*Work to complete*
Copy out the entries below in full and exactly.

━━━ Stored records ━━━

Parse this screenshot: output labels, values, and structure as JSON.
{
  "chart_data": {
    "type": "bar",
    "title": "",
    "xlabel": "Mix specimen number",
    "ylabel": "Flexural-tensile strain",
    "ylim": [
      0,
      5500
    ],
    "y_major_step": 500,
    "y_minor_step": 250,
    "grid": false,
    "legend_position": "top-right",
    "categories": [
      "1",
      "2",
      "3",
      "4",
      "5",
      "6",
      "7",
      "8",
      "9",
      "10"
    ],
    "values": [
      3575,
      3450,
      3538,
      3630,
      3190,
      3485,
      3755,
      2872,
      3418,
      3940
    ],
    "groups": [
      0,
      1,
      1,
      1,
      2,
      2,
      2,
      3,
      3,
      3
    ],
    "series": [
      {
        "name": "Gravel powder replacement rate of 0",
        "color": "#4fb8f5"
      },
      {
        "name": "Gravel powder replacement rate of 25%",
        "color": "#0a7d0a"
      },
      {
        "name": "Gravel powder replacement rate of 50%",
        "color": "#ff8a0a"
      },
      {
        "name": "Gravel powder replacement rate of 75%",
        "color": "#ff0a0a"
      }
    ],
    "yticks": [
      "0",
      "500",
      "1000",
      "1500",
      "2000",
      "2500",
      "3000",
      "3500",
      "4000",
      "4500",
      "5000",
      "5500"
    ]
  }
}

━━━

*Solution below*
Parse this screenshot: output labels, values, and structure as JSON.
{
  "chart_data": {
    "type": "bar",
    "title": "",
    "xlabel": "Mix specimen number",
    "ylabel": "Flexural-tensile strain",
    "ylim": [
      0,
      5500
    ],
    "y_major_step": 500,
    "y_minor_step": 250,
    "grid": false,
    "legend_position": "top-right",
    "categories": [
      "1",
      "2",
      "3",
      "4",
      "5",
      "6",
      "7",
      "8",
      "9",
      "10"
    ],
    "values": [
      3575,
      3450,
      3538,
      3630,
      3190,
      3485,
      3755,
      2872,
      3418,
      3940
    ],
    "groups": [
      0,
      1,
      1,
      1,
      2,
      2,
      2,
      3,
      3,
      3
    ],
    "series": [
      {
        "name": "Gravel powder replacement rate of 0",
        "color": "#4fb8f5"
      },
      {
        "name": "Gravel powder replacement rate of 25%",
        "color": "#0a7d0a"
      },
      {
        "name": "Gravel powder replacement rate of 50%",
        "color": "#ff8a0a"
      },
      {
        "name": "Gravel powder replacement rate of 75%",
        "color": "#ff0a0a"
      }
    ],
    "yticks": [
      "0",
      "500",
      "1000",
      "1500",
      "2000",
      "2500",
      "3000",
      "3500",
      "4000",
      "4500",
      "5000",
      "5500"
    ]
  }
}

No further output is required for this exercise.